[Data records]
------------------------------------------------------------
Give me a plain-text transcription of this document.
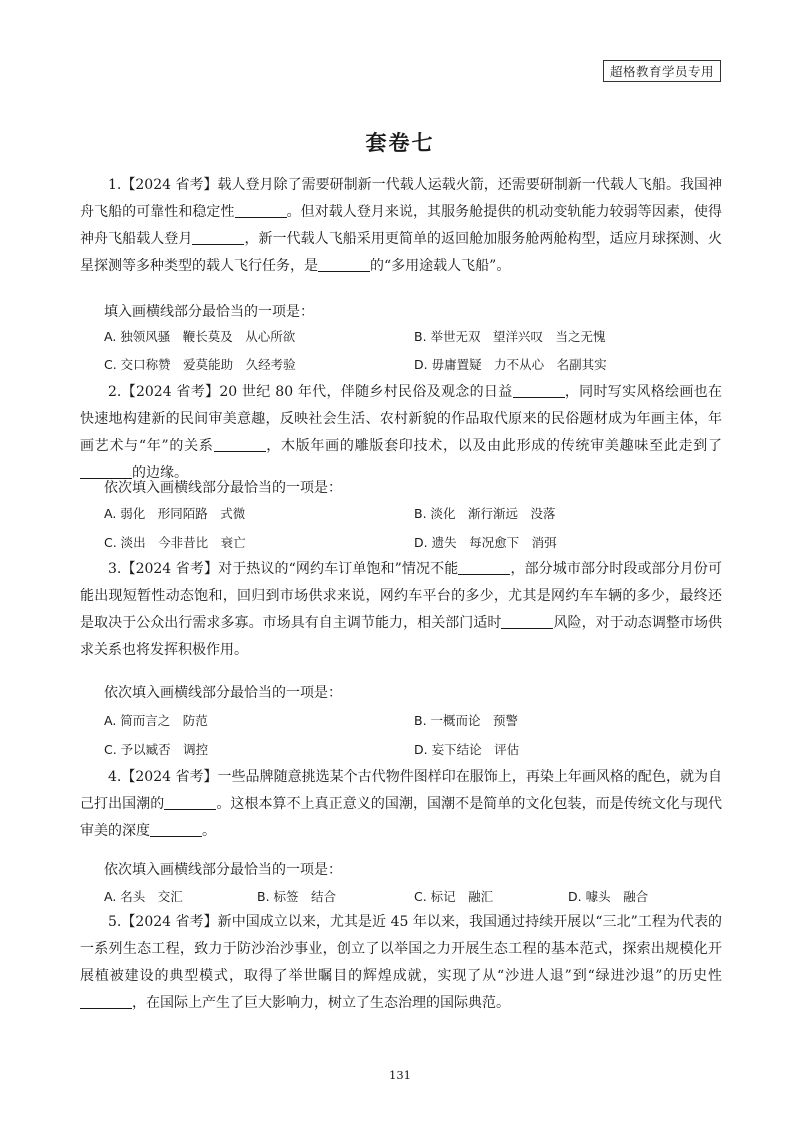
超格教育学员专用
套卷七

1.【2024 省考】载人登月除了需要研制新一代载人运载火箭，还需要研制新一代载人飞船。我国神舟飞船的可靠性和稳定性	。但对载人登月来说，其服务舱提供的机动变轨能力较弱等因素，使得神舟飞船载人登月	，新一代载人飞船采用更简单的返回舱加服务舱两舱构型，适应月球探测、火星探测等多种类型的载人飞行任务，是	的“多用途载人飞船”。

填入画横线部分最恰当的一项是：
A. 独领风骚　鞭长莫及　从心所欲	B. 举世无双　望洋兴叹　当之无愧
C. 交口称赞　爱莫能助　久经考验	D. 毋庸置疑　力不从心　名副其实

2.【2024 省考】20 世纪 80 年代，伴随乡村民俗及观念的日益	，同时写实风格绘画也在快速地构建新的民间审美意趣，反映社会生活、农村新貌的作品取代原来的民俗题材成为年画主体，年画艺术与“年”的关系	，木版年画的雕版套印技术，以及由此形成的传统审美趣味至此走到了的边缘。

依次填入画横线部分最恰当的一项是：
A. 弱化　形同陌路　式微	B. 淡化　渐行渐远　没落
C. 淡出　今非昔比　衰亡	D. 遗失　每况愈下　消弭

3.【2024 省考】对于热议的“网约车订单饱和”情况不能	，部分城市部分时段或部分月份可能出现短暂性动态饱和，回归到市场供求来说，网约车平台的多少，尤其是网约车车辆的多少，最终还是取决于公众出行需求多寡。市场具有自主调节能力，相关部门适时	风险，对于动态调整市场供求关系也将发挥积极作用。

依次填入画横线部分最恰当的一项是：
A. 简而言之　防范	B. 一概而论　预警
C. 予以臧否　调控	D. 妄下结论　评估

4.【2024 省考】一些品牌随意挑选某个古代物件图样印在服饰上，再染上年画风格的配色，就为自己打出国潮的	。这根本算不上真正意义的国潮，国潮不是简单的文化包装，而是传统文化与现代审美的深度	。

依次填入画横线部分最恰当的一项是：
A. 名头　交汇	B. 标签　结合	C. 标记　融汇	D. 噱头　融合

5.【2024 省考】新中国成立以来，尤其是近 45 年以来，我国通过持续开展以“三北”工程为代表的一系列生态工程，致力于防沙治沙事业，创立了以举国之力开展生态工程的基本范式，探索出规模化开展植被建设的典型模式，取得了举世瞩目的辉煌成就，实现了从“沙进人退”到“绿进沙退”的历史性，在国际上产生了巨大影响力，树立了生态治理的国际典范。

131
------------------------------------------------------------
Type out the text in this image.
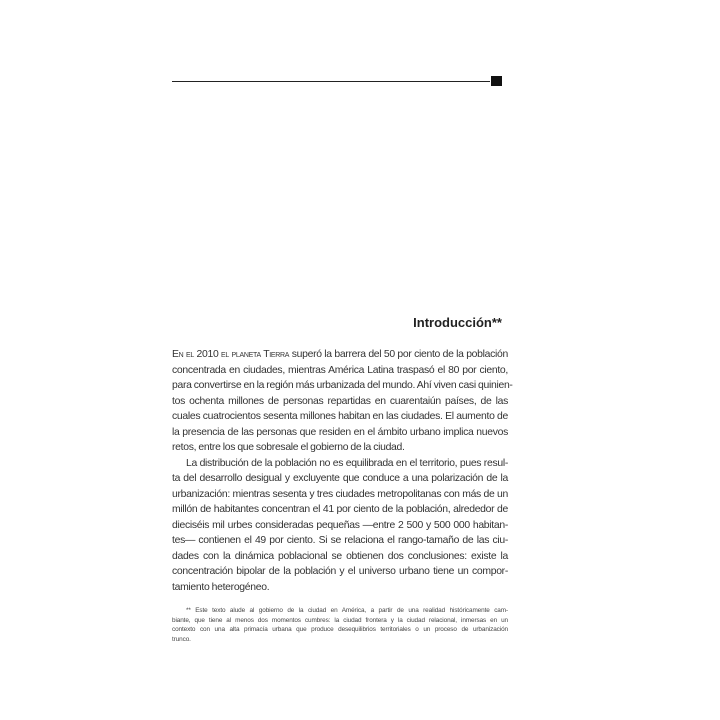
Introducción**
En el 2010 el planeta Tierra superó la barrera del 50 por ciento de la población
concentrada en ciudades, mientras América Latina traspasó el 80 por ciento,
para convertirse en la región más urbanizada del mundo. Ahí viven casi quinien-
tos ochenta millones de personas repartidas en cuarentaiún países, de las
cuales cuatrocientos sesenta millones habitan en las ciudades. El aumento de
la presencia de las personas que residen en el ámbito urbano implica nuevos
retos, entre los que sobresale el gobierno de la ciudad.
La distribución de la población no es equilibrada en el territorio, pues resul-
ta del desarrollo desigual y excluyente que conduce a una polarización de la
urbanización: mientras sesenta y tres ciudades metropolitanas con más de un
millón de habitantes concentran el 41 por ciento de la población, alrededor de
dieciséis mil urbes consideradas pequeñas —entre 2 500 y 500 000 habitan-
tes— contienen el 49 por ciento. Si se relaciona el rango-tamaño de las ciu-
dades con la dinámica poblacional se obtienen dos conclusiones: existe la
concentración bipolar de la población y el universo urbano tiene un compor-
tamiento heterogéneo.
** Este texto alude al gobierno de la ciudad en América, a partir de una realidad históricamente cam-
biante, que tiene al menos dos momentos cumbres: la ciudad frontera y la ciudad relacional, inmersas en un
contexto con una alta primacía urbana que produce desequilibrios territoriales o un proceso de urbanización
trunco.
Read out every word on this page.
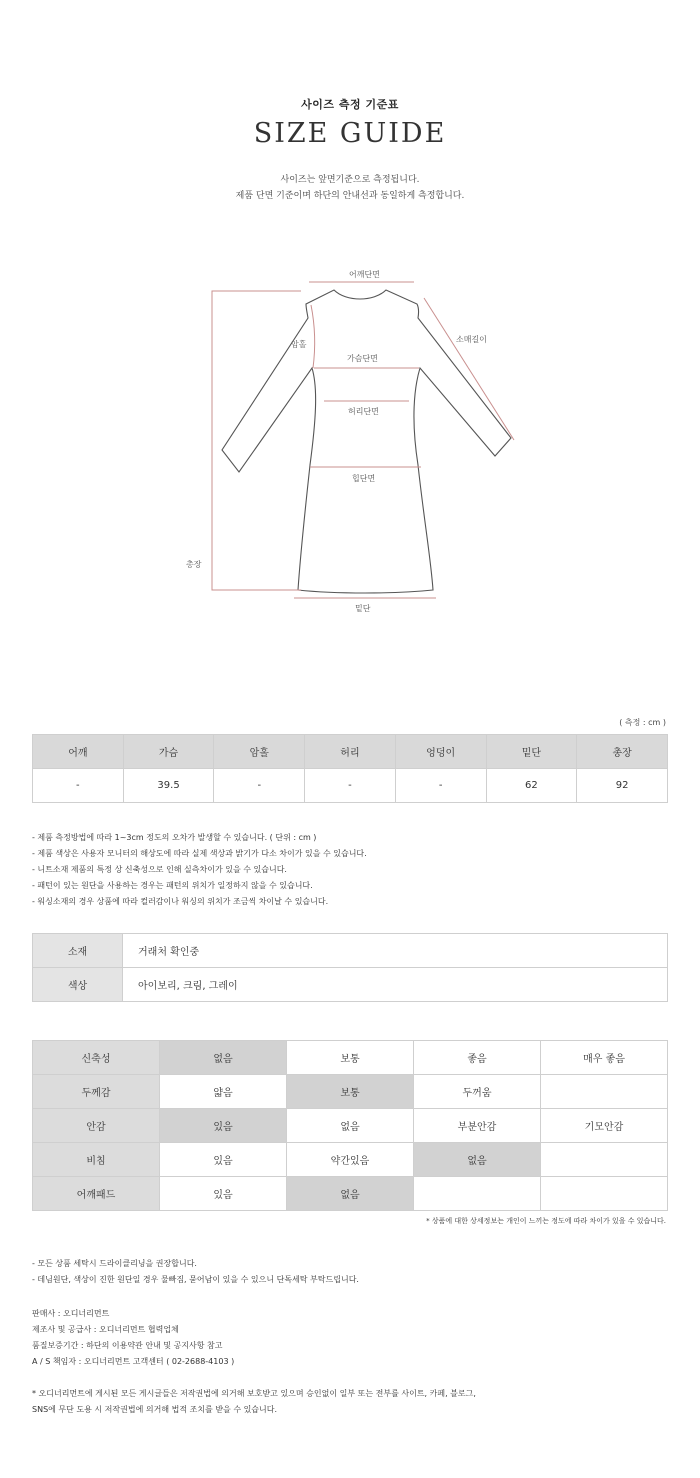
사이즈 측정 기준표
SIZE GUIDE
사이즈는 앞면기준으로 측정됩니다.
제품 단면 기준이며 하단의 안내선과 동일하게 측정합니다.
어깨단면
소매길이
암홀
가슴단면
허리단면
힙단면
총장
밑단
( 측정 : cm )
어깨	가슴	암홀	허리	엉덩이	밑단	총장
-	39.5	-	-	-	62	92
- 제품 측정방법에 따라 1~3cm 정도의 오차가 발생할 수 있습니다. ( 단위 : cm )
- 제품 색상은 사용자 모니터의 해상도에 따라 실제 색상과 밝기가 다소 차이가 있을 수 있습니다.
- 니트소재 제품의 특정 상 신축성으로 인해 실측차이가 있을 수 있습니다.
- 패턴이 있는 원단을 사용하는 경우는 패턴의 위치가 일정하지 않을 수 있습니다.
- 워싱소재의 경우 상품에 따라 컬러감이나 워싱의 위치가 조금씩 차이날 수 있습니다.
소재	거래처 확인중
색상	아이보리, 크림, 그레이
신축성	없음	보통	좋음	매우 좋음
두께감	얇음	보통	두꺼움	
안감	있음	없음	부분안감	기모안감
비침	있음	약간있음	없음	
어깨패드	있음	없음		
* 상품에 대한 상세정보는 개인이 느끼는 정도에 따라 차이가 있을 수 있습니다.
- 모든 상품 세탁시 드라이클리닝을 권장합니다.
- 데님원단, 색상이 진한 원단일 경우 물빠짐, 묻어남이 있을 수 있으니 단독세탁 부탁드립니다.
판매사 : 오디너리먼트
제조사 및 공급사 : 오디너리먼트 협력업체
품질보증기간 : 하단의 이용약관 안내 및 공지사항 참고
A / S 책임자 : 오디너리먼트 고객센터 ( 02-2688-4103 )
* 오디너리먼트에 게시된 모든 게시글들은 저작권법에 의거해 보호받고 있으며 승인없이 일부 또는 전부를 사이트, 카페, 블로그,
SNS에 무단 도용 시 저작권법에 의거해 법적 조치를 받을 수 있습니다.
------------------------------------------------------------
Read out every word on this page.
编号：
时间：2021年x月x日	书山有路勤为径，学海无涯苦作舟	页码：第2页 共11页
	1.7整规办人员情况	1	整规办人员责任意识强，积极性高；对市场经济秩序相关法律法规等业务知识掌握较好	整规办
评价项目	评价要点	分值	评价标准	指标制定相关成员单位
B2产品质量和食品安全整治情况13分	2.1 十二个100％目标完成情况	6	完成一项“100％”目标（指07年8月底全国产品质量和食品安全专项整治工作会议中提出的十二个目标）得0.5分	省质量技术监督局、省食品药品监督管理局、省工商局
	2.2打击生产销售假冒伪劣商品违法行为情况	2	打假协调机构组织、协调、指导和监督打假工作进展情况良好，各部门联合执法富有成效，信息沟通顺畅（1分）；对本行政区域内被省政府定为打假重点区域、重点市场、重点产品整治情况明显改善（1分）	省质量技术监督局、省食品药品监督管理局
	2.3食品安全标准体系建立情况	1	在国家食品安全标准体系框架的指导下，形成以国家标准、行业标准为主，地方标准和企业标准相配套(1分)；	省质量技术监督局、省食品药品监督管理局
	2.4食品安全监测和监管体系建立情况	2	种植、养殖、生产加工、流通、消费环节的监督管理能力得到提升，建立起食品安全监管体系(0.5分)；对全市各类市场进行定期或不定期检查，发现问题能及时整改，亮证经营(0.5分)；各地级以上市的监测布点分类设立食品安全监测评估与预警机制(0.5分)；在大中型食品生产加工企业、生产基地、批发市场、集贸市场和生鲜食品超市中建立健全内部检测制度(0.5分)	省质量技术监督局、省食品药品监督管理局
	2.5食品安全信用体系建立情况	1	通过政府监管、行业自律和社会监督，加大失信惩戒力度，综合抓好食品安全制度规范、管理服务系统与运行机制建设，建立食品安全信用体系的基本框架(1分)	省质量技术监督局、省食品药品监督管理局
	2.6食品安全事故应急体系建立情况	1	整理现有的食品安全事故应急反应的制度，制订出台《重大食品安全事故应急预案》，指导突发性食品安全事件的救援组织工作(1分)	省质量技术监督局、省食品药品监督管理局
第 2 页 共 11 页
------------------------------------------------------------
*YOUR OBJECTIVE*:
Choose all lines containing the string "this" and copy them out.

*ANSWER IN FULL*:
Give me a plain-text transcription of this document.
Type out the text in this image.
Read out every word on this page.
Read out every word on this page.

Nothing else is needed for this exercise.